Written instruction:
From the records below, extract all the text exactly and leave the images behind.

BEGIN Provided records

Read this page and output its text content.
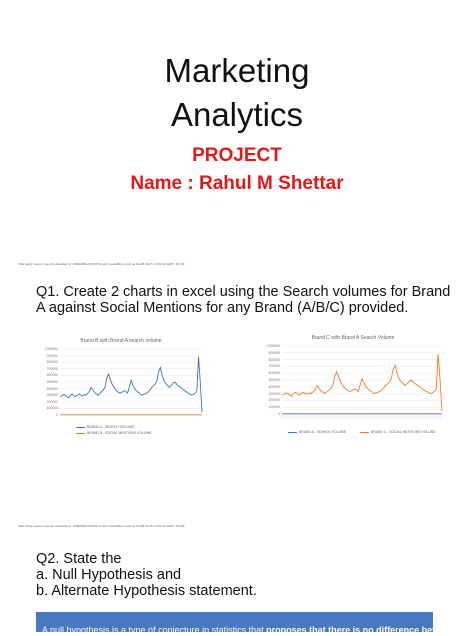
Marketing
Analytics
PROJECT
Name : Rahul M Shettar
This study source was downloaded by 100000841901595 from CourseHero.com on 04-09-2023 15:22:22 GMT -05:00
Q1. Create 2 charts in excel using the Search volumes for Brand A against Social Mentions for any Brand (A/B/C) provided.
Brand B with Brand A search volume
BRAND A - SEARCH VOLUME
BRAND B - SOCIAL MENTIONS VOLUME
1000000
900000
800000
700000
600000
500000
400000
300000
200000
100000
0
Brand C with Brand A Search Volume
BRAND A - SEARCH VOLUME	BRAND C - SOCIAL MENTIONS VOLUME
1000000
900000
800000
700000
600000
500000
400000
300000
200000
100000
0
This study source was downloaded by 100000841901595 from CourseHero.com on 04-09-2023 15:22:22 GMT -05:00
Q2. State the
a. Null Hypothesis and
b. Alternate Hypothesis statement.
A null hypothesis is a type of conjecture in statistics that proposes that there is no difference between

END Provided records

Output for this task:
Read this page and output its text content.
Marketing
Analytics
PROJECT
Name : Rahul M Shettar
This study source was downloaded by 100000841901595 from CourseHero.com on 04-09-2023 15:22:22 GMT -05:00
Q1. Create 2 charts in excel using the Search volumes for Brand A against Social Mentions for any Brand (A/B/C) provided.
Brand B with Brand A search volume
BRAND A - SEARCH VOLUME
BRAND B - SOCIAL MENTIONS VOLUME
1000000
900000
800000
700000
600000
500000
400000
300000
200000
100000
0
Brand C with Brand A Search Volume
BRAND A - SEARCH VOLUME	BRAND C - SOCIAL MENTIONS VOLUME
1000000
900000
800000
700000
600000
500000
400000
300000
200000
100000
0
This study source was downloaded by 100000841901595 from CourseHero.com on 04-09-2023 15:22:22 GMT -05:00
Q2. State the
a. Null Hypothesis and
b. Alternate Hypothesis statement.
A null hypothesis is a type of conjecture in statistics that proposes that there is no difference between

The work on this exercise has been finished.